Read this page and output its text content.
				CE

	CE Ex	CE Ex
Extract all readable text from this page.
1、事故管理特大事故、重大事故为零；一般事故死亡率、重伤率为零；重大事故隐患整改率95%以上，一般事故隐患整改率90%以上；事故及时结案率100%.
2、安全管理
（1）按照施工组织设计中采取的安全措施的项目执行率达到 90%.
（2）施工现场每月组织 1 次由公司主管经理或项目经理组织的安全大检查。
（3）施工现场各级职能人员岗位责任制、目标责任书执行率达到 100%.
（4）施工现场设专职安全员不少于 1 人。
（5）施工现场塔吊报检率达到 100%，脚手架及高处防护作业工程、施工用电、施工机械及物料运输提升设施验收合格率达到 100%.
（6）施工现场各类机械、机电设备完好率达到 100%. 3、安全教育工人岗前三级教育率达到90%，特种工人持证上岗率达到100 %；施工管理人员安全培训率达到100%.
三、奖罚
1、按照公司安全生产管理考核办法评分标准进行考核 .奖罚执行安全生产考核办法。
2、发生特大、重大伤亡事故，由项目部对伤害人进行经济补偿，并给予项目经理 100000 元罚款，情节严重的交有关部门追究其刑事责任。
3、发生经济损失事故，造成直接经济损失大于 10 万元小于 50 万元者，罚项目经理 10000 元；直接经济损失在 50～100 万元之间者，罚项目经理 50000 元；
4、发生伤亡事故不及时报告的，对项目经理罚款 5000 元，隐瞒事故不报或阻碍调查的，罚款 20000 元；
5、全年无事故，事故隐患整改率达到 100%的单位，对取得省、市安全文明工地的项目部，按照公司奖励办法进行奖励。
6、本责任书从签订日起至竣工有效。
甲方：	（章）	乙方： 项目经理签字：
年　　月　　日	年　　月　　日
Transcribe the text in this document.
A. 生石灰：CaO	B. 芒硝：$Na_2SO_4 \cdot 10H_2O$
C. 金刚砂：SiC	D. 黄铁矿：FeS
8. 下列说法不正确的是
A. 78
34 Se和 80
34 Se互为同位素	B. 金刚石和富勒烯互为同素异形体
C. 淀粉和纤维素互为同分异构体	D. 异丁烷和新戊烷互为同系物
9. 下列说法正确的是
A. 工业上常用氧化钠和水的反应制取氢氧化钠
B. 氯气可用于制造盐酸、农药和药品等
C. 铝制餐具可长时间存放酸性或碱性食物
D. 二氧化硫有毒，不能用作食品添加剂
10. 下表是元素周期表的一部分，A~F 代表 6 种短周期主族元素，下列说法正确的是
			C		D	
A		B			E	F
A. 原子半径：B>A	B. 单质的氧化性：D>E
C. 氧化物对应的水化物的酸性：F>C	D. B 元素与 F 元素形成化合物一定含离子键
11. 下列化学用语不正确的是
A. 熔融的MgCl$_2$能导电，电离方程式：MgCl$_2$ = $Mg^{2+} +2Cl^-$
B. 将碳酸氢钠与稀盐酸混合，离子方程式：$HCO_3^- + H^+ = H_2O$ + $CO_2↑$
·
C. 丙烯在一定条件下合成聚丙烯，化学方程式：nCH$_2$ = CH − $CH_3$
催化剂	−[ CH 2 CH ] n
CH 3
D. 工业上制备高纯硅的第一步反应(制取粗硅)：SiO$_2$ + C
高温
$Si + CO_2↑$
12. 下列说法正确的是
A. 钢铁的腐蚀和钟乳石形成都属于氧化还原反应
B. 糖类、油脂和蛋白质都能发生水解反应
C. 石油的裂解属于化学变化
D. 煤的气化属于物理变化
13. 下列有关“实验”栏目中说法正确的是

#####

* **Exercise description**:
Exactly as written above, please repeat the entries.

* **Task solution**:
Read this page and output its text content.
				CE

	CE Ex	CE Ex
Extract all readable text from this page.
1、事故管理特大事故、重大事故为零；一般事故死亡率、重伤率为零；重大事故隐患整改率95%以上，一般事故隐患整改率90%以上；事故及时结案率100%.
2、安全管理
（1）按照施工组织设计中采取的安全措施的项目执行率达到 90%.
（2）施工现场每月组织 1 次由公司主管经理或项目经理组织的安全大检查。
（3）施工现场各级职能人员岗位责任制、目标责任书执行率达到 100%.
（4）施工现场设专职安全员不少于 1 人。
（5）施工现场塔吊报检率达到 100%，脚手架及高处防护作业工程、施工用电、施工机械及物料运输提升设施验收合格率达到 100%.
（6）施工现场各类机械、机电设备完好率达到 100%. 3、安全教育工人岗前三级教育率达到90%，特种工人持证上岗率达到100 %；施工管理人员安全培训率达到100%.
三、奖罚
1、按照公司安全生产管理考核办法评分标准进行考核 .奖罚执行安全生产考核办法。
2、发生特大、重大伤亡事故，由项目部对伤害人进行经济补偿，并给予项目经理 100000 元罚款，情节严重的交有关部门追究其刑事责任。
3、发生经济损失事故，造成直接经济损失大于 10 万元小于 50 万元者，罚项目经理 10000 元；直接经济损失在 50～100 万元之间者，罚项目经理 50000 元；
4、发生伤亡事故不及时报告的，对项目经理罚款 5000 元，隐瞒事故不报或阻碍调查的，罚款 20000 元；
5、全年无事故，事故隐患整改率达到 100%的单位，对取得省、市安全文明工地的项目部，按照公司奖励办法进行奖励。
6、本责任书从签订日起至竣工有效。
甲方：	（章）	乙方： 项目经理签字：
年　　月　　日	年　　月　　日
Transcribe the text in this document.
A. 生石灰：CaO	B. 芒硝：$Na_2SO_4 \cdot 10H_2O$
C. 金刚砂：SiC	D. 黄铁矿：FeS
8. 下列说法不正确的是
A. 78
34 Se和 80
34 Se互为同位素	B. 金刚石和富勒烯互为同素异形体
C. 淀粉和纤维素互为同分异构体	D. 异丁烷和新戊烷互为同系物
9. 下列说法正确的是
A. 工业上常用氧化钠和水的反应制取氢氧化钠
B. 氯气可用于制造盐酸、农药和药品等
C. 铝制餐具可长时间存放酸性或碱性食物
D. 二氧化硫有毒，不能用作食品添加剂
10. 下表是元素周期表的一部分，A~F 代表 6 种短周期主族元素，下列说法正确的是
			C		D	
A		B			E	F
A. 原子半径：B>A	B. 单质的氧化性：D>E
C. 氧化物对应的水化物的酸性：F>C	D. B 元素与 F 元素形成化合物一定含离子键
11. 下列化学用语不正确的是
A. 熔融的MgCl$_2$能导电，电离方程式：MgCl$_2$ = $Mg^{2+} +2Cl^-$
B. 将碳酸氢钠与稀盐酸混合，离子方程式：$HCO_3^- + H^+ = H_2O$ + $CO_2↑$
·
C. 丙烯在一定条件下合成聚丙烯，化学方程式：nCH$_2$ = CH − $CH_3$
催化剂	−[ CH 2 CH ] n
CH 3
D. 工业上制备高纯硅的第一步反应(制取粗硅)：SiO$_2$ + C
高温
$Si + CO_2↑$
12. 下列说法正确的是
A. 钢铁的腐蚀和钟乳石形成都属于氧化还原反应
B. 糖类、油脂和蛋白质都能发生水解反应
C. 石油的裂解属于化学变化
D. 煤的气化属于物理变化
13. 下列有关“实验”栏目中说法正确的是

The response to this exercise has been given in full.